-- START Dataset rows --
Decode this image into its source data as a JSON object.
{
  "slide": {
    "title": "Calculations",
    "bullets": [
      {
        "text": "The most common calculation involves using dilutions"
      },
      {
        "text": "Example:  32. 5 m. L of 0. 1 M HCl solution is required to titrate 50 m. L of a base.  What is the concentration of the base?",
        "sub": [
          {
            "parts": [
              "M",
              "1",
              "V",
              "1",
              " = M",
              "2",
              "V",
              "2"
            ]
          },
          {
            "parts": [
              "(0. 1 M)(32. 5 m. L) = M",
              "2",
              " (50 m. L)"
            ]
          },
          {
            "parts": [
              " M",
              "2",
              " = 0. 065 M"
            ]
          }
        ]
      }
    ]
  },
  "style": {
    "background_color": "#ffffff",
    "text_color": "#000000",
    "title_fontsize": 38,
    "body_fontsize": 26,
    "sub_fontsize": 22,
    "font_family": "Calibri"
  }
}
-- END Dataset rows --
Aim of the exercise. Each entry must be reproduced verbatim.

Response to this task.
Decode this image into its source data as a JSON object.
{
  "slide": {
    "title": "Calculations",
    "bullets": [
      {
        "text": "The most common calculation involves using dilutions"
      },
      {
        "text": "Example:  32. 5 m. L of 0. 1 M HCl solution is required to titrate 50 m. L of a base.  What is the concentration of the base?",
        "sub": [
          {
            "parts": [
              "M",
              "1",
              "V",
              "1",
              " = M",
              "2",
              "V",
              "2"
            ]
          },
          {
            "parts": [
              "(0. 1 M)(32. 5 m. L) = M",
              "2",
              " (50 m. L)"
            ]
          },
          {
            "parts": [
              " M",
              "2",
              " = 0. 065 M"
            ]
          }
        ]
      }
    ]
  },
  "style": {
    "background_color": "#ffffff",
    "text_color": "#000000",
    "title_fontsize": 38,
    "body_fontsize": 26,
    "sub_fontsize": 22,
    "font_family": "Calibri"
  }
}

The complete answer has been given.